Data records:
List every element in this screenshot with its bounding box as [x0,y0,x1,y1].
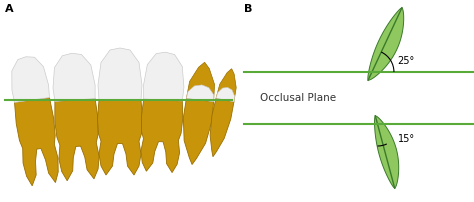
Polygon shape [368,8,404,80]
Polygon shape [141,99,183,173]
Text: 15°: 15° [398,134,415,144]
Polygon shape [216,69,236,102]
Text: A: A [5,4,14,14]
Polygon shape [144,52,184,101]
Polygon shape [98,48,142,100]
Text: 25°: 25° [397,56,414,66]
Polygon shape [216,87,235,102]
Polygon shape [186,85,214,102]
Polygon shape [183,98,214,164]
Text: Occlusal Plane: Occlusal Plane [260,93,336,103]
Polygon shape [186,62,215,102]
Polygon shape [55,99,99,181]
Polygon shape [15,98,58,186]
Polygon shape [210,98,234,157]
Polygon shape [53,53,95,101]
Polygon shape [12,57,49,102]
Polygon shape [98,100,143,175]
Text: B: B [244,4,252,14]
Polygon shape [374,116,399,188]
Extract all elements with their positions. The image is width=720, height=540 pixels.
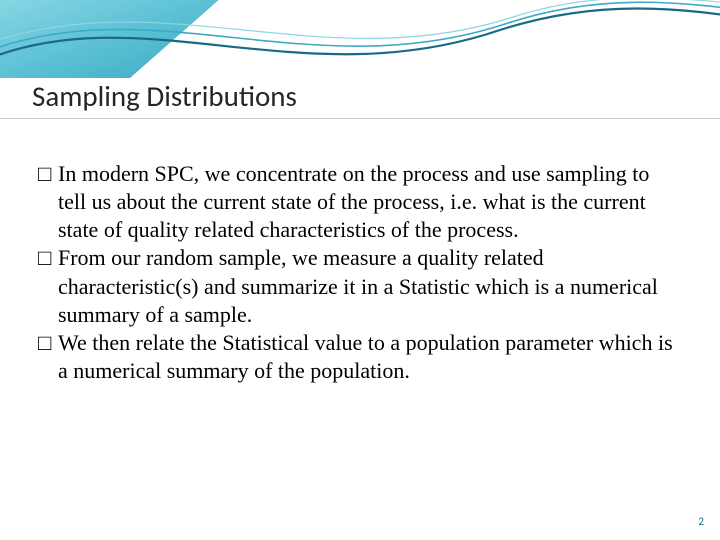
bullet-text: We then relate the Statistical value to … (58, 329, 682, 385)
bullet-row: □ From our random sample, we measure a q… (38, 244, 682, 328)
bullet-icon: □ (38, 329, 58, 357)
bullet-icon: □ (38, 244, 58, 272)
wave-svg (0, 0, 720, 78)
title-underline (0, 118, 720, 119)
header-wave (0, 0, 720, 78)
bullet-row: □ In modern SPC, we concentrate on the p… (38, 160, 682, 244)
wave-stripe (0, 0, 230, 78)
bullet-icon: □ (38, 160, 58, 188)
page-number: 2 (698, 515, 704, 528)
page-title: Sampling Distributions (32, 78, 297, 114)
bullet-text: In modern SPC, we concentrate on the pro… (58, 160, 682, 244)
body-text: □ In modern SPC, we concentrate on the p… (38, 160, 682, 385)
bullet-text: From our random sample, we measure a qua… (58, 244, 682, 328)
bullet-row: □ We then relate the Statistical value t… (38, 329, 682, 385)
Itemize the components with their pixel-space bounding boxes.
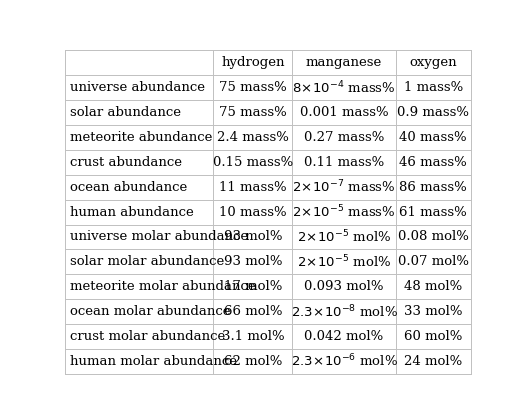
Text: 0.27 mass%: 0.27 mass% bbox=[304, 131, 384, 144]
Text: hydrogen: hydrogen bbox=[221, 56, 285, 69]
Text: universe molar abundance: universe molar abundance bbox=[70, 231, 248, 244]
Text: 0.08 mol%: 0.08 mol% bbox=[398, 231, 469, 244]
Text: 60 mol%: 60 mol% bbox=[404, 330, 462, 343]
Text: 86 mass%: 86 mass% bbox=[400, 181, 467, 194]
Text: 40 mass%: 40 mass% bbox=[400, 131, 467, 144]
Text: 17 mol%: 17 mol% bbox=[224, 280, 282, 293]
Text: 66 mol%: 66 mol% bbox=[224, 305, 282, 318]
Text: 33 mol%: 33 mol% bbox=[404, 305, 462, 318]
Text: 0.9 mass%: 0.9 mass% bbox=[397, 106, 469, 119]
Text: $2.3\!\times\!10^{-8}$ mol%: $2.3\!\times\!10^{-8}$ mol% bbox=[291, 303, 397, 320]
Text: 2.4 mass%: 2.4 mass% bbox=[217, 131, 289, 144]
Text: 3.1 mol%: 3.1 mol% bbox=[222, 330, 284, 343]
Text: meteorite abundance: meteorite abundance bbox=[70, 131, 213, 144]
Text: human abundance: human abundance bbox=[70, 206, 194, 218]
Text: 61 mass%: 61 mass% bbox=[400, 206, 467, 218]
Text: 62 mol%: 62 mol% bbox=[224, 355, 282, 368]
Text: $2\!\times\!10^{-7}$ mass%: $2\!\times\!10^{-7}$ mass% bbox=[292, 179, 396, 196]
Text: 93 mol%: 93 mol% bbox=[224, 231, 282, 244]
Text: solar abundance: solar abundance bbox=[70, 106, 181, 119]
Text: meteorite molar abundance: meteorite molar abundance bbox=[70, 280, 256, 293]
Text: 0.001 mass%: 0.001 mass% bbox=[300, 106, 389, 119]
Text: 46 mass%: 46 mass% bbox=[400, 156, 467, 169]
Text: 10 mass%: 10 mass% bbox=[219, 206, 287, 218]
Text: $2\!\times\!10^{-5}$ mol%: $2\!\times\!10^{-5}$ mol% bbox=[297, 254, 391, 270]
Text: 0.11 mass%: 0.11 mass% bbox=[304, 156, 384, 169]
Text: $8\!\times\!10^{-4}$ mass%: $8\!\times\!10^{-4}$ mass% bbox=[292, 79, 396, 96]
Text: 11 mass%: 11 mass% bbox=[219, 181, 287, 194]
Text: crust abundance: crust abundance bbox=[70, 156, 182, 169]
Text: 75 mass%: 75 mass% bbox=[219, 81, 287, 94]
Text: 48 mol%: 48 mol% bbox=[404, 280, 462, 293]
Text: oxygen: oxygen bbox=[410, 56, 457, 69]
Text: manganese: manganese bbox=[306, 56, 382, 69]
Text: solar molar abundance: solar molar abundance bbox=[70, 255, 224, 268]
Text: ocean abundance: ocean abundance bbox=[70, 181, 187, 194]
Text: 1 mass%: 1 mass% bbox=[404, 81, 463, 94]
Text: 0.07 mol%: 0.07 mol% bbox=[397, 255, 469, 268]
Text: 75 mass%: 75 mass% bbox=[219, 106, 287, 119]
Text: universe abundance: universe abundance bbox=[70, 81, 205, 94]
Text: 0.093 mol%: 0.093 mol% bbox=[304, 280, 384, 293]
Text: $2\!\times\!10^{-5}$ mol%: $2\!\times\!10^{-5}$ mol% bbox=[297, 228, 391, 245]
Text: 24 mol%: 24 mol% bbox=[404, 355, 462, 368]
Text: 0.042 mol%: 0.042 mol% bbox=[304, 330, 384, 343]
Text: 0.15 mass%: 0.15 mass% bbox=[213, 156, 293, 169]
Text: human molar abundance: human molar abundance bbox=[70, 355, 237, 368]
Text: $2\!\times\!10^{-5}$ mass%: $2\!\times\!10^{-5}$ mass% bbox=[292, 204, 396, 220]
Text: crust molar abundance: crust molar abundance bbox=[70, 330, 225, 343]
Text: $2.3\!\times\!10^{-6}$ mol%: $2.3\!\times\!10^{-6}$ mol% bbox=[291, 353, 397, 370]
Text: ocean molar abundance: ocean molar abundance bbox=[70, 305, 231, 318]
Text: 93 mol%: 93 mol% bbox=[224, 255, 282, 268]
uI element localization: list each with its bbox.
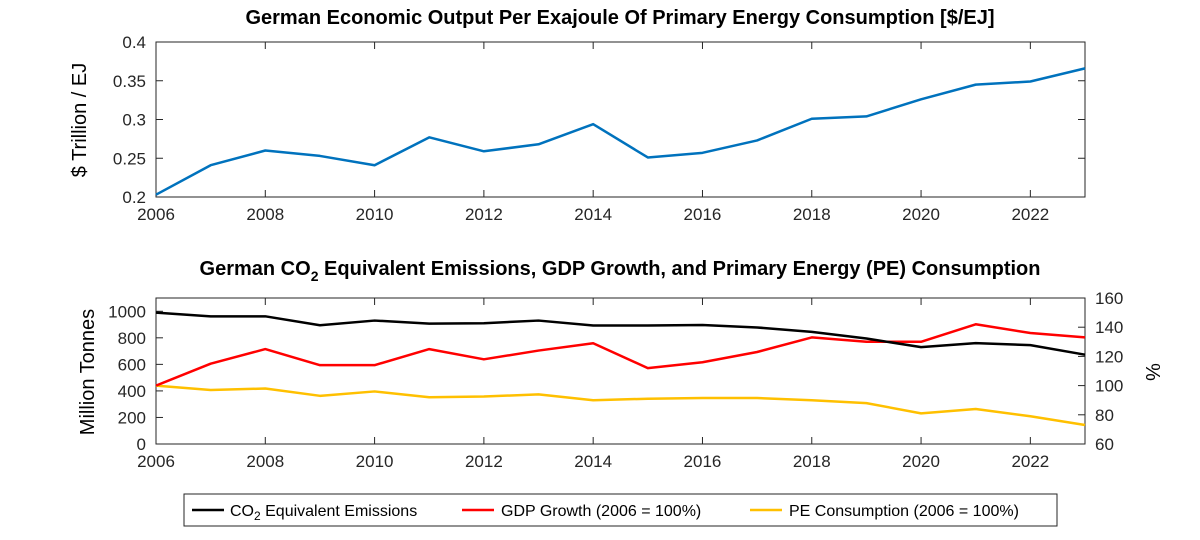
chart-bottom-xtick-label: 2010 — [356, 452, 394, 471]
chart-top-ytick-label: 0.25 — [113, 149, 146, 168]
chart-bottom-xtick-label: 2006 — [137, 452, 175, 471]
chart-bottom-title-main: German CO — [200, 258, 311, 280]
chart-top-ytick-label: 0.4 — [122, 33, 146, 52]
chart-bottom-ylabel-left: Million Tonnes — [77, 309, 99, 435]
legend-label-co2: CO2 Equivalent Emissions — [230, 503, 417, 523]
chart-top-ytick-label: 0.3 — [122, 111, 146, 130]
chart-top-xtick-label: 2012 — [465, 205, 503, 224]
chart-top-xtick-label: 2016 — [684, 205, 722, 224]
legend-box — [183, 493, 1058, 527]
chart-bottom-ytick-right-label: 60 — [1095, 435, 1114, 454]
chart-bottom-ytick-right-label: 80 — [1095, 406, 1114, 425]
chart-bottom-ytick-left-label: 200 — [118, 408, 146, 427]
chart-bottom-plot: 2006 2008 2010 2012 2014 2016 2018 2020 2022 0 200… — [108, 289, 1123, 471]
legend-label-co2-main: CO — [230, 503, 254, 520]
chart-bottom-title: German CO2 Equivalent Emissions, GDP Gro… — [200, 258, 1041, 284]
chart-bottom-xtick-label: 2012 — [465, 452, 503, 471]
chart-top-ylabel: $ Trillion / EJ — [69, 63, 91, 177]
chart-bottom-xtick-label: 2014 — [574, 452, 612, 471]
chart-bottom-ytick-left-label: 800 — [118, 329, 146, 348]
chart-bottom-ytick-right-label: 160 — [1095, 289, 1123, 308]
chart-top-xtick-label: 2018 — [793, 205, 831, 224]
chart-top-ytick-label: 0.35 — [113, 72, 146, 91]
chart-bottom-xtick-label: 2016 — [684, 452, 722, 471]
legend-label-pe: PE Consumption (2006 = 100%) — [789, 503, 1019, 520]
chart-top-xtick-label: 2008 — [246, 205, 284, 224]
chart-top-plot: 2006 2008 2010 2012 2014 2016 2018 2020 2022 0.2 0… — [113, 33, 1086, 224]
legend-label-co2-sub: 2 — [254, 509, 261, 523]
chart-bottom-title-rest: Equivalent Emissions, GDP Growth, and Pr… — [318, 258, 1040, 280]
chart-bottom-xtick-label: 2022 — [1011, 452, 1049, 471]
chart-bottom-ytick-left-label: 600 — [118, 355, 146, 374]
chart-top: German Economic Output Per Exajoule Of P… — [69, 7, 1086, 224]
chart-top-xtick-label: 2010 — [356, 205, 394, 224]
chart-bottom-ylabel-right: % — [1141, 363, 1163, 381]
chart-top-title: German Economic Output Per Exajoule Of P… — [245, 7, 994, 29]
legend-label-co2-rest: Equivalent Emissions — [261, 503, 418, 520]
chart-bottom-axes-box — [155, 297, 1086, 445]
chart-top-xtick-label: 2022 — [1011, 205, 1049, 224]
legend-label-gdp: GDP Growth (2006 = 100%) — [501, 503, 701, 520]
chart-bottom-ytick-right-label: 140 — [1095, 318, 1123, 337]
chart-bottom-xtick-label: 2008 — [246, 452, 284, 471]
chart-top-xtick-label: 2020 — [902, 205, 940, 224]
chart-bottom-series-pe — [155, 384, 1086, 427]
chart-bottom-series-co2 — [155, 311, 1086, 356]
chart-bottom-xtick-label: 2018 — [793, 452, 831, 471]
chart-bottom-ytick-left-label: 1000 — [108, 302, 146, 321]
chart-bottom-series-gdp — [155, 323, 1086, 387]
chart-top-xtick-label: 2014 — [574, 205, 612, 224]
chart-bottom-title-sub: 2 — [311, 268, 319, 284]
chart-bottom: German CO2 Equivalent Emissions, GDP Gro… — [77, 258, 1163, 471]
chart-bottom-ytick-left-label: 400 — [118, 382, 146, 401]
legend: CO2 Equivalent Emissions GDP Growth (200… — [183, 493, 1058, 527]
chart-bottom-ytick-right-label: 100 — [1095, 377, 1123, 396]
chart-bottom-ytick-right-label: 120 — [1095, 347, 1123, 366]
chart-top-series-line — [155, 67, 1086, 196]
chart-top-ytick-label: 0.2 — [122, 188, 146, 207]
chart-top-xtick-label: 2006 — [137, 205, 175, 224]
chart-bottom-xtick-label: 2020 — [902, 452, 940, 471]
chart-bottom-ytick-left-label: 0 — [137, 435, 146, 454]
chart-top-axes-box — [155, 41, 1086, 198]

WRITTEN INSTRUCTION: Return, line for line, the part of the records above that runs from the very start through the line containing "Extract all elements", including that line, and leave the pictures out.

EXERCISE ANSWER:
List every element in this screenshot with its bounding box as [x0,y0,x1,y1].
Polygon shape [368,8,404,80]
Polygon shape [141,99,183,173]
Text: 15°: 15° [398,134,415,144]
Polygon shape [216,69,236,102]
Text: A: A [5,4,14,14]
Polygon shape [144,52,184,101]
Polygon shape [98,48,142,100]
Text: 25°: 25° [397,56,414,66]
Polygon shape [216,87,235,102]
Polygon shape [186,85,214,102]
Polygon shape [183,98,214,164]
Text: Occlusal Plane: Occlusal Plane [260,93,336,103]
Polygon shape [186,62,215,102]
Polygon shape [55,99,99,181]
Polygon shape [15,98,58,186]
Polygon shape [210,98,234,157]
Polygon shape [53,53,95,101]
Polygon shape [12,57,49,102]
Polygon shape [98,100,143,175]
Text: B: B [244,4,252,14]
Polygon shape [374,116,399,188]
Extract all elements with their positions. The image is width=720, height=540 pixels.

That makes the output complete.